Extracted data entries
====================

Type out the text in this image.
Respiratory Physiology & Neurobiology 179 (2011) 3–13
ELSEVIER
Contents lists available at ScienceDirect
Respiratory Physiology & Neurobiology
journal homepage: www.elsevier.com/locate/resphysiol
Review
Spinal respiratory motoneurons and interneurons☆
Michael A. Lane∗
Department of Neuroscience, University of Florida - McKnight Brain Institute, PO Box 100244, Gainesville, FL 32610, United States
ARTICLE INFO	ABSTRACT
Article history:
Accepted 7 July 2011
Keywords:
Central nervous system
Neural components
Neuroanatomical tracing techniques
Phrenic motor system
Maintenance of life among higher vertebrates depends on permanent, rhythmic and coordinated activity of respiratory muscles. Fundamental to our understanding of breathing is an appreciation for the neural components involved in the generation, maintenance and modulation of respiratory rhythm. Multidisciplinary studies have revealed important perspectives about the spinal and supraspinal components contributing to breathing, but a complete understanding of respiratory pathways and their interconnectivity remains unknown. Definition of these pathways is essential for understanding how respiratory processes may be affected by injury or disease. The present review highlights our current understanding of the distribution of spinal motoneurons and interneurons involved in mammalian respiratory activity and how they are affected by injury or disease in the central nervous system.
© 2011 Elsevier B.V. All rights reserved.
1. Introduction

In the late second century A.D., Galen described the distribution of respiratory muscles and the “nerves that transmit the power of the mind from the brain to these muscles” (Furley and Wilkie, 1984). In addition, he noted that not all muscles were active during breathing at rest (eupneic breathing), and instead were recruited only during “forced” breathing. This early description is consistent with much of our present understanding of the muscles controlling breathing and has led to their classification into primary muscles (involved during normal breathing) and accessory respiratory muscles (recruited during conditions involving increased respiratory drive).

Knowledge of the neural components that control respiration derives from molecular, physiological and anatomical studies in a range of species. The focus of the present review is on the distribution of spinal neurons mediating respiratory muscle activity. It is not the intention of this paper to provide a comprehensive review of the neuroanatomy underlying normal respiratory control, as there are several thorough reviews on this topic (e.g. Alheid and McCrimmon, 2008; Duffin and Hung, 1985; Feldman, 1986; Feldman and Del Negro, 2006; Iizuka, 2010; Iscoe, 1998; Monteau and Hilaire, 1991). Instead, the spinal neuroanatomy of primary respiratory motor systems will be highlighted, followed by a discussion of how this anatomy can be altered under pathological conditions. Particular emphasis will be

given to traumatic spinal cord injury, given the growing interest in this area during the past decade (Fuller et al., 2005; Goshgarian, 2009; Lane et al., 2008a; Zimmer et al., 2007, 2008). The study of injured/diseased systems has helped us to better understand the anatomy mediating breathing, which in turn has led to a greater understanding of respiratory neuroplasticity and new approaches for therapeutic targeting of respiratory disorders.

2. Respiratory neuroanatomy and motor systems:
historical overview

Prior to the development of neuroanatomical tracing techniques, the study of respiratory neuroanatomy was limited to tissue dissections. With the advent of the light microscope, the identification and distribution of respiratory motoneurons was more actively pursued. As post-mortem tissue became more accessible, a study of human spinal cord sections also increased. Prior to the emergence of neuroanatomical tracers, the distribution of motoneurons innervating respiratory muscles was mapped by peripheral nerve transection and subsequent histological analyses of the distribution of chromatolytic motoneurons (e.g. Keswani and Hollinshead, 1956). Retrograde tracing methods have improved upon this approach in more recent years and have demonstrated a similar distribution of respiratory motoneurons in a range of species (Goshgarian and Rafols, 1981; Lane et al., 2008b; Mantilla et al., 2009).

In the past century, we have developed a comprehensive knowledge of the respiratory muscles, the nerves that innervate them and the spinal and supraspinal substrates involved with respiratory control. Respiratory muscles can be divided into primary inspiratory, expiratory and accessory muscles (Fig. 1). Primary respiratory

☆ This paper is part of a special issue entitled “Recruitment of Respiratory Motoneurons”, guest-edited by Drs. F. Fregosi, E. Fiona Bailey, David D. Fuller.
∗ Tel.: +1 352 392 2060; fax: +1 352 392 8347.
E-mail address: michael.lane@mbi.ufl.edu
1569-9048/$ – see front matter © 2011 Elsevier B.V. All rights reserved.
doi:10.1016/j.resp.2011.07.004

====================

**AIM**. Find the word "Physiology" in the entries above and gather every line that holds it.

**ANSWER BELOW**.
Respiratory Physiology & Neurobiology 179 (2011) 3–13
Respiratory Physiology & Neurobiology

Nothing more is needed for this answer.